Selected passage
Over the past couple of years, I’ve just gotten a lot of attention in the media and a lot of it has been focused on me and other white athletes and I just want to use my platform to sort of share the light and ... expand the horizons on who gets the attention, who gets the social media followings.

Not so surprisingly, one of the unintended consequences of Bueckers’ speech has been more attention on her and her white allyship, instead of, as she intended, more attention on Black women. This cycle — where white athletes who cede space to Black athletes receive credit and coverage for their choice — is further evidence of how firmly centered white athletes are in sports media.

With the implementation of the NCAA’s new NIL policy, this attention economy is even more precious for college athletes. Quite possibly, Bueckers’ speech inspired a number of companies to consider investing in her. If these companies were actually listening to her words — not simply captivated by the poised young white woman speaking the words — they would be contacting Black athletes about endorsement opportunities. They could start with the Black women who are Bueckers’ teammates at UConn: Olivia Nelson-Ododa, Christyn Williams, Evina Westbrook, Aubrey Griffin, Aaliyah Edwards, Mir McLean, Piath Gabriel, Azzi Fudd and Amari DeBerry.

What is being asked
Pick up the passage on Bueckers' speech and sports media attention after its last sentence and keep writing it.

Stored items:
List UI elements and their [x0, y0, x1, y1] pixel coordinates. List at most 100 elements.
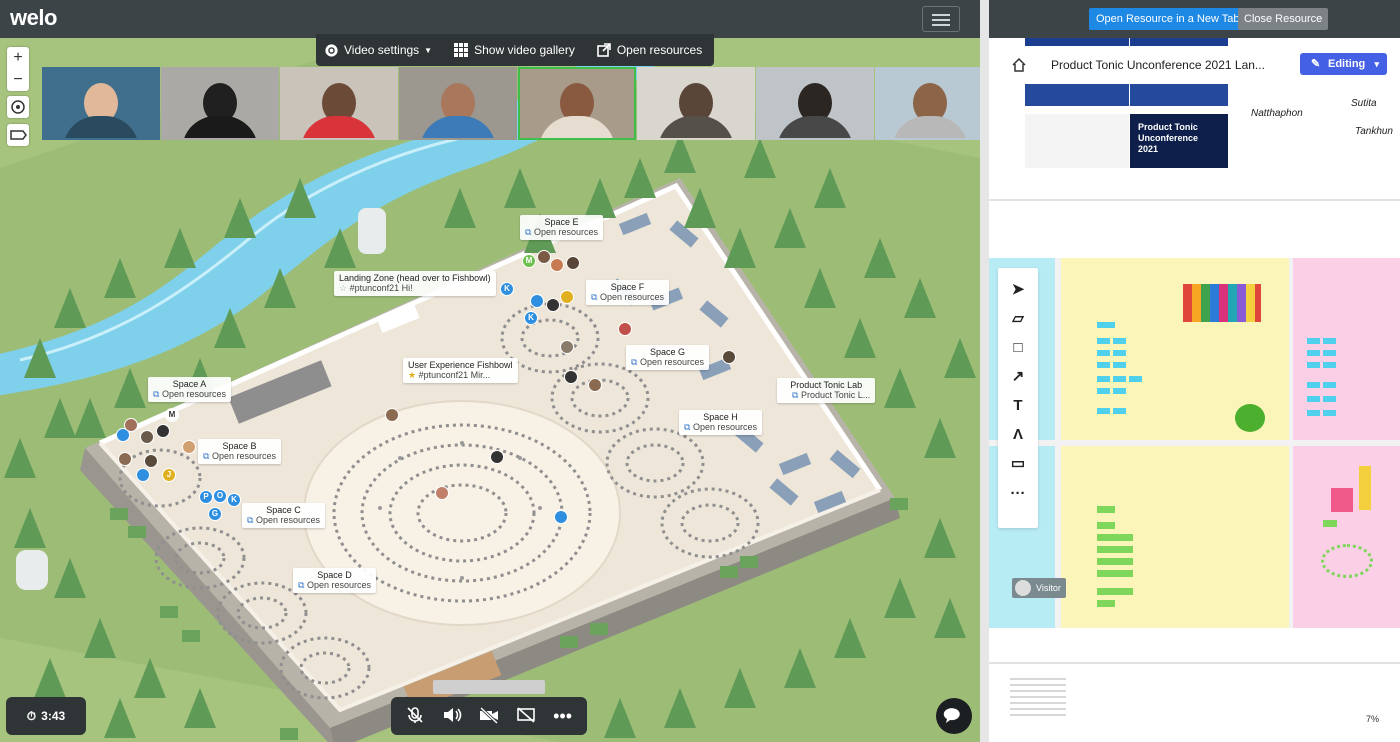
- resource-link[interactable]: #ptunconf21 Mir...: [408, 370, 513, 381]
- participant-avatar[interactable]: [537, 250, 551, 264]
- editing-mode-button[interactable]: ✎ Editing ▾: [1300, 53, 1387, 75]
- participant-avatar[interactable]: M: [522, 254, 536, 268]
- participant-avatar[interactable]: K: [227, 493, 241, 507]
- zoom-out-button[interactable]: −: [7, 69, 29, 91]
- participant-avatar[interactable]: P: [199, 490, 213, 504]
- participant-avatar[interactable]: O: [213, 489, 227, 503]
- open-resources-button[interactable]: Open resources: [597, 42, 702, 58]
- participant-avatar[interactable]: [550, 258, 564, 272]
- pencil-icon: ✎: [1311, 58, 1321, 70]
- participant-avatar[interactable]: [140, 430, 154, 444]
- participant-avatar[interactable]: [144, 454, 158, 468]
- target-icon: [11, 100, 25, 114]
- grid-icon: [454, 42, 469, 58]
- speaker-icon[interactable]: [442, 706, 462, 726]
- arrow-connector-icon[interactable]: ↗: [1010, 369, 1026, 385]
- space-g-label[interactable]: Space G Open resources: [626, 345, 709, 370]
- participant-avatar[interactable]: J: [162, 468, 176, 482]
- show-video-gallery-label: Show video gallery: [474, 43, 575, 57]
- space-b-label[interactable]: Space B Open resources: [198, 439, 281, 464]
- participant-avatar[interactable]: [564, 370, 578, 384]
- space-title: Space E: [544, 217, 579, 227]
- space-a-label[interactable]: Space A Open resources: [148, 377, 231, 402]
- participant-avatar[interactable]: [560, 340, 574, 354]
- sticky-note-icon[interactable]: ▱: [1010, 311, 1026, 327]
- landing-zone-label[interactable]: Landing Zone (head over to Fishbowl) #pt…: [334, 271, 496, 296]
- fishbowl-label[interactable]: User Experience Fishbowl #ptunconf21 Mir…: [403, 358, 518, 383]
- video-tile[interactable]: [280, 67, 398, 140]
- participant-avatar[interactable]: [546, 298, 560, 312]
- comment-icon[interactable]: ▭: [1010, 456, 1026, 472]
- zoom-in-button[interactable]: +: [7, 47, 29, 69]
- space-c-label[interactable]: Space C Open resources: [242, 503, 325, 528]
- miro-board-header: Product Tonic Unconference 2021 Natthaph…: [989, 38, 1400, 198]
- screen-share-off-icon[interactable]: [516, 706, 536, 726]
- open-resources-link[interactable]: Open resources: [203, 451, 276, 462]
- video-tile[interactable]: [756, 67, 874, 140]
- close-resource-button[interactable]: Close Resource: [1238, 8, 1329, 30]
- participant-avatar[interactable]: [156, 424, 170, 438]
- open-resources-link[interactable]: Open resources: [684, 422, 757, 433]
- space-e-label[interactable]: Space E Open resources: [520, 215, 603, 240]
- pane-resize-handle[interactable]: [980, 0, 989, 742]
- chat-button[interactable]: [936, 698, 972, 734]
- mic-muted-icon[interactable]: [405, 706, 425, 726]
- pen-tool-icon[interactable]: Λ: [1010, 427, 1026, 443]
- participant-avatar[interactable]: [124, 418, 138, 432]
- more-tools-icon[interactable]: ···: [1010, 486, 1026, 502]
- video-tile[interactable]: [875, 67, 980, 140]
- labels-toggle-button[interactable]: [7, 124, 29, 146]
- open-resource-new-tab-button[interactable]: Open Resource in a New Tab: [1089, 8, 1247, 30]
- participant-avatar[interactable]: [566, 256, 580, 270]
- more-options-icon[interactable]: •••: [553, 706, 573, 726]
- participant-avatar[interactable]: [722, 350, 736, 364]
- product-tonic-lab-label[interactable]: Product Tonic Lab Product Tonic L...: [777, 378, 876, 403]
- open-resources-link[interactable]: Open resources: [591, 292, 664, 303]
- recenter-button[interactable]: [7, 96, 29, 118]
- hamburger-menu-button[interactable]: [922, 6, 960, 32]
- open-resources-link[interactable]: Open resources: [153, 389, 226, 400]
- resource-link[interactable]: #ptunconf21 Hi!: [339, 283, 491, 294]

Result of this task
Then there are the Black women who are members of the national champion Stanford Cardinal: Anna Wilson, Haley Jones, Fran Belibi and Agnes Emma-Nnopu. Two other teams expected to contend for the 2022 national title — South Carolina and Maryland — have a number of talented Black women ballers. There’s the rising junior trio of Aliyah Boston, Brea Beal and Zia Cooke, among others, for Gamecocks. The Terrapins are headlined by the likes of Ashley Owusu, Diamond Miller and Angel Reese. Elsewhere around the nation, there’s Rhyne Howard at Kentucky, NaLyssa Smith at Baylor and Naz Hillmon at Michigan.

These names are just the tip of iceberg. The sport of women’s college basketball is full of awesome, engaging, electrifying and elegant young Black women who deserve the spotlight, and any monetary opportunities that come with it.

Paige gets “it.” Will the media and sponsors also get “it”?